REQUIRED TASK: Work through the records below and tally every line containing "down". Reply with the total alone.
--- Start of MATERIAL FOR THIS TASK ---
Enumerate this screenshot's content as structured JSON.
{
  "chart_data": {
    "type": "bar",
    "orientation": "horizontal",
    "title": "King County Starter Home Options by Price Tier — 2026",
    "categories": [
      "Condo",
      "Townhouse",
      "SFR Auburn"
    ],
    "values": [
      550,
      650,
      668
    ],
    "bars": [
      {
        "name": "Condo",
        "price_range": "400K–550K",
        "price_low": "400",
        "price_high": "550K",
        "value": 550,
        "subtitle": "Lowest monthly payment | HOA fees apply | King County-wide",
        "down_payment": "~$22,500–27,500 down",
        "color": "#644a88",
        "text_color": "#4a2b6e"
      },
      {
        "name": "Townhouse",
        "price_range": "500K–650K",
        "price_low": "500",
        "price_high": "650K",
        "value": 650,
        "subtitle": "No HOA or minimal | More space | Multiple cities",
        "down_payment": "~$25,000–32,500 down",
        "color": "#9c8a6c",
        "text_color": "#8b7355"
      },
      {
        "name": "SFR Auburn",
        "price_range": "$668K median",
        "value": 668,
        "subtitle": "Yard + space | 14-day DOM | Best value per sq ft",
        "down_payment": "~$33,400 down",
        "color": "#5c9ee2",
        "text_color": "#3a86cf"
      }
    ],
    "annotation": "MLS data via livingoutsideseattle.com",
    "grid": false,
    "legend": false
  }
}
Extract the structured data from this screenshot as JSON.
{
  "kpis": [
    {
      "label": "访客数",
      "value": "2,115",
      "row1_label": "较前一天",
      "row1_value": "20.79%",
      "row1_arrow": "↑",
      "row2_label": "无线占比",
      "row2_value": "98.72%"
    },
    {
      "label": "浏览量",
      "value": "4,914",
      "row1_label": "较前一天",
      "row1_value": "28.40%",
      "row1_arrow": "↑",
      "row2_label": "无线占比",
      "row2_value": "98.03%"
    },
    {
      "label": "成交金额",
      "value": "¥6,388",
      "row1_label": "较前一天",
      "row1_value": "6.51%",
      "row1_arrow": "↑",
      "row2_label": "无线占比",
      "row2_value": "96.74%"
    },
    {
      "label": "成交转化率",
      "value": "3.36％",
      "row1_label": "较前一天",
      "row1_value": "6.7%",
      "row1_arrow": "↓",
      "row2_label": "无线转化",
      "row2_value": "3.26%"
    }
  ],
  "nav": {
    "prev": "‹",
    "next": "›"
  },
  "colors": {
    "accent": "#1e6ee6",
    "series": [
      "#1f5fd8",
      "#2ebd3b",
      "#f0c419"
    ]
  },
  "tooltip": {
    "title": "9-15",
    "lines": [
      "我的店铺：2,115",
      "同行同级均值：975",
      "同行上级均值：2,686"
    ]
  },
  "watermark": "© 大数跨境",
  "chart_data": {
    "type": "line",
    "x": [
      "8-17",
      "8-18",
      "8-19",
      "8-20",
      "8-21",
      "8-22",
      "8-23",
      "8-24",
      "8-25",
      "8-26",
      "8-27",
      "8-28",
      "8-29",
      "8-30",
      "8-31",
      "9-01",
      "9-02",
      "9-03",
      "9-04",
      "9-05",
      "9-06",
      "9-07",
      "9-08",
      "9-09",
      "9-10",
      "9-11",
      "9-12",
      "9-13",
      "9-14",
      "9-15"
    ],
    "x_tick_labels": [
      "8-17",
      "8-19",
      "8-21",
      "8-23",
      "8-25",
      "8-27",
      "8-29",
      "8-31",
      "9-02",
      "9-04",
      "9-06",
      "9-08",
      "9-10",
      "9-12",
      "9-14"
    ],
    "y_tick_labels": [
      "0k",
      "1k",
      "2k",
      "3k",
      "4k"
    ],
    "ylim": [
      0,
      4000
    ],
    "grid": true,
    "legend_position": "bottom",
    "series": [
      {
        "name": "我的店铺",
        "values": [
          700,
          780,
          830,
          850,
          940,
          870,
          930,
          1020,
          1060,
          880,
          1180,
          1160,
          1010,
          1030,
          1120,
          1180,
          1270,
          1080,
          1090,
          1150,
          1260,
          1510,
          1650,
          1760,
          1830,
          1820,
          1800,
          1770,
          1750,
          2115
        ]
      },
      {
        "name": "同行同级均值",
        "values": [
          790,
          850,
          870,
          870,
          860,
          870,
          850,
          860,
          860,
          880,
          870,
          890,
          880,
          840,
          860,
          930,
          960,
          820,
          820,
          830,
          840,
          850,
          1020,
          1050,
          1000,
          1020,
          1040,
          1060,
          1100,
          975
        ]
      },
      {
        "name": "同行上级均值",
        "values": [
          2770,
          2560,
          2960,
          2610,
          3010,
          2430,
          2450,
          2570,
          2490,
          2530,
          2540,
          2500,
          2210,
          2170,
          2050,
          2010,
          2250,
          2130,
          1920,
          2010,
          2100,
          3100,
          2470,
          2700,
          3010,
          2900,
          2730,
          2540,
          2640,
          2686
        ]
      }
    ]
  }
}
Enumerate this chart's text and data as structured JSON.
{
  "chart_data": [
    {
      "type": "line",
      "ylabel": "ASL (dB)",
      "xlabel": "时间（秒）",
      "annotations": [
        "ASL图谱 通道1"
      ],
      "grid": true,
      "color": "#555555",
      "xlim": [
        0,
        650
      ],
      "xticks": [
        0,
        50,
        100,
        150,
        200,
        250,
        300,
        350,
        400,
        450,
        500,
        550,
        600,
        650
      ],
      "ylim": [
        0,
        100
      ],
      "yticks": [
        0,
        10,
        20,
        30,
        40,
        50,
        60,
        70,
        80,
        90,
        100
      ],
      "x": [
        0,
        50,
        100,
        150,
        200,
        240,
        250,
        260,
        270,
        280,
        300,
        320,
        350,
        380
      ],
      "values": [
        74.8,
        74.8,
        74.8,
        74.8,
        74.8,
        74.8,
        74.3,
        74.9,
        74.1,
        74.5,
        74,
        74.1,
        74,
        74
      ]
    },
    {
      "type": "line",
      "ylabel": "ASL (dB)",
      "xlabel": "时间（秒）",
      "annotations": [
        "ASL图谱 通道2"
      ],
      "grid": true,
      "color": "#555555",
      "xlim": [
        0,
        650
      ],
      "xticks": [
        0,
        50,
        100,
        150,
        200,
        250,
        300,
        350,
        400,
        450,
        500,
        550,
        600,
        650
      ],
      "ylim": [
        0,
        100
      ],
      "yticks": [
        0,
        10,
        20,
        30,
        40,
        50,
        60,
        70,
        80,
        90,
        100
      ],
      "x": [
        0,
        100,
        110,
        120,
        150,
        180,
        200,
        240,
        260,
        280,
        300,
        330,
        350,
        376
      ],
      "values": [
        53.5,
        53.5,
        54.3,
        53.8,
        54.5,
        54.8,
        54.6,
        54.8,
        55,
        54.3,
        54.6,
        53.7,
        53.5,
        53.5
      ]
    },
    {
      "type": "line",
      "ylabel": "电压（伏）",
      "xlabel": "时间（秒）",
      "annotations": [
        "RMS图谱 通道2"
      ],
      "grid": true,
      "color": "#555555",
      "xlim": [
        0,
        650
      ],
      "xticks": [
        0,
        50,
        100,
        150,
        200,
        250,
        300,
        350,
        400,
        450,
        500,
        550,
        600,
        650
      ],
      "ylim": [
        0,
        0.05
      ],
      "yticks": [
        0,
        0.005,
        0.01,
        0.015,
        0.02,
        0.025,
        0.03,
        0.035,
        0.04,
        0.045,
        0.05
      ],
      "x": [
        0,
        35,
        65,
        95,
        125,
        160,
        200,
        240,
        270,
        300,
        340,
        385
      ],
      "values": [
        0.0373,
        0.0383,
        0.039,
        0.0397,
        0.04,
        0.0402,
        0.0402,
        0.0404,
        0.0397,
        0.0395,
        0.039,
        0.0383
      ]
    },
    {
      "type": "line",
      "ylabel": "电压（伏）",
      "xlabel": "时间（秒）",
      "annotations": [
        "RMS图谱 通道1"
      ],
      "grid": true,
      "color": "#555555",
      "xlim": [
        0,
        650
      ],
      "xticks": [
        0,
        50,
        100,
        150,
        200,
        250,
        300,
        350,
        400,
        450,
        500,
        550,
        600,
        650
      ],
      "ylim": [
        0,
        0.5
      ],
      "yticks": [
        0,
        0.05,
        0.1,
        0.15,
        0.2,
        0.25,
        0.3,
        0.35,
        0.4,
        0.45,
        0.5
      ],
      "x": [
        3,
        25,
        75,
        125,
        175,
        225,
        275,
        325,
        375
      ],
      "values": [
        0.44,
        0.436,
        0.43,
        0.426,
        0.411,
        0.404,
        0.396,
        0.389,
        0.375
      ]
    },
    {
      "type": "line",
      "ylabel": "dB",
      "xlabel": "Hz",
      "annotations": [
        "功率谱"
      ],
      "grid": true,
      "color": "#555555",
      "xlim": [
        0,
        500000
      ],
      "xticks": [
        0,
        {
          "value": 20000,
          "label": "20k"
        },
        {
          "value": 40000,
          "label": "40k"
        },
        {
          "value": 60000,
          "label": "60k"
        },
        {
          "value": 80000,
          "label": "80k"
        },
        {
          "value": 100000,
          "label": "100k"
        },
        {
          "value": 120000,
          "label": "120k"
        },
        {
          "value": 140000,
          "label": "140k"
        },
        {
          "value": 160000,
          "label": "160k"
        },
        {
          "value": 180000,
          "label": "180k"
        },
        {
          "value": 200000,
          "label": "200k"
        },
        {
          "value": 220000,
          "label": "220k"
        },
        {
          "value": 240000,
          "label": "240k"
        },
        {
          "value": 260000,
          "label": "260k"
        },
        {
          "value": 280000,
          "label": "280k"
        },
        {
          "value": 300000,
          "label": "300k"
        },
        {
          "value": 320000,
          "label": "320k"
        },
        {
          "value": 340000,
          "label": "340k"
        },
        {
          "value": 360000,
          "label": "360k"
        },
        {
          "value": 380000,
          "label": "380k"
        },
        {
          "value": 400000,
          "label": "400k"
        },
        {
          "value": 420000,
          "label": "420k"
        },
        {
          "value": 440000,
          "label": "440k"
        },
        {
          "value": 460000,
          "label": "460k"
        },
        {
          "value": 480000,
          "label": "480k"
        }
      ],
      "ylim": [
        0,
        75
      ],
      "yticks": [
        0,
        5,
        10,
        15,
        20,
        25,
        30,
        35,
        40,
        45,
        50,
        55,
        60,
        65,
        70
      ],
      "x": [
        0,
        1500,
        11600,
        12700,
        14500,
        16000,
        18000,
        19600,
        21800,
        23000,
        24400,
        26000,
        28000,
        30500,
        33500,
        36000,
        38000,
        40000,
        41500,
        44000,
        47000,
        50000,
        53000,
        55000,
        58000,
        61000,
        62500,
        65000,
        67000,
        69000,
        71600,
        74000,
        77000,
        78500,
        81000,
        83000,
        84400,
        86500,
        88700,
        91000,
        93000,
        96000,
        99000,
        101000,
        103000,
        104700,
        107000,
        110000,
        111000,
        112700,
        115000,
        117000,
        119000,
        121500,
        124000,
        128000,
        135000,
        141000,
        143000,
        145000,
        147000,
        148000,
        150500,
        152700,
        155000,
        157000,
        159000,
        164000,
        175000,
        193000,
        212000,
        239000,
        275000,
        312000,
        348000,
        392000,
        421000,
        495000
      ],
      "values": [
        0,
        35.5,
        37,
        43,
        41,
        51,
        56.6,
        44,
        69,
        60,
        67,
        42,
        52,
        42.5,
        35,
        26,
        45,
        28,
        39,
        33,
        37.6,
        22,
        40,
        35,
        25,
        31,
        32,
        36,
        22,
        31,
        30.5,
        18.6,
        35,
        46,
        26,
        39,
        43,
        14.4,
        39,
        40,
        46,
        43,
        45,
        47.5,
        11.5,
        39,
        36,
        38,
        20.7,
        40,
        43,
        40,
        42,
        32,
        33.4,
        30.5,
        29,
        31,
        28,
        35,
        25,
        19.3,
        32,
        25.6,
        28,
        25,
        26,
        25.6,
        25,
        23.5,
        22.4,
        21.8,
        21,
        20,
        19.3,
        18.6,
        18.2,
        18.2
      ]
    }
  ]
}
--- End of MATERIAL FOR THIS TASK ---
REPLY TO THE TASK: 3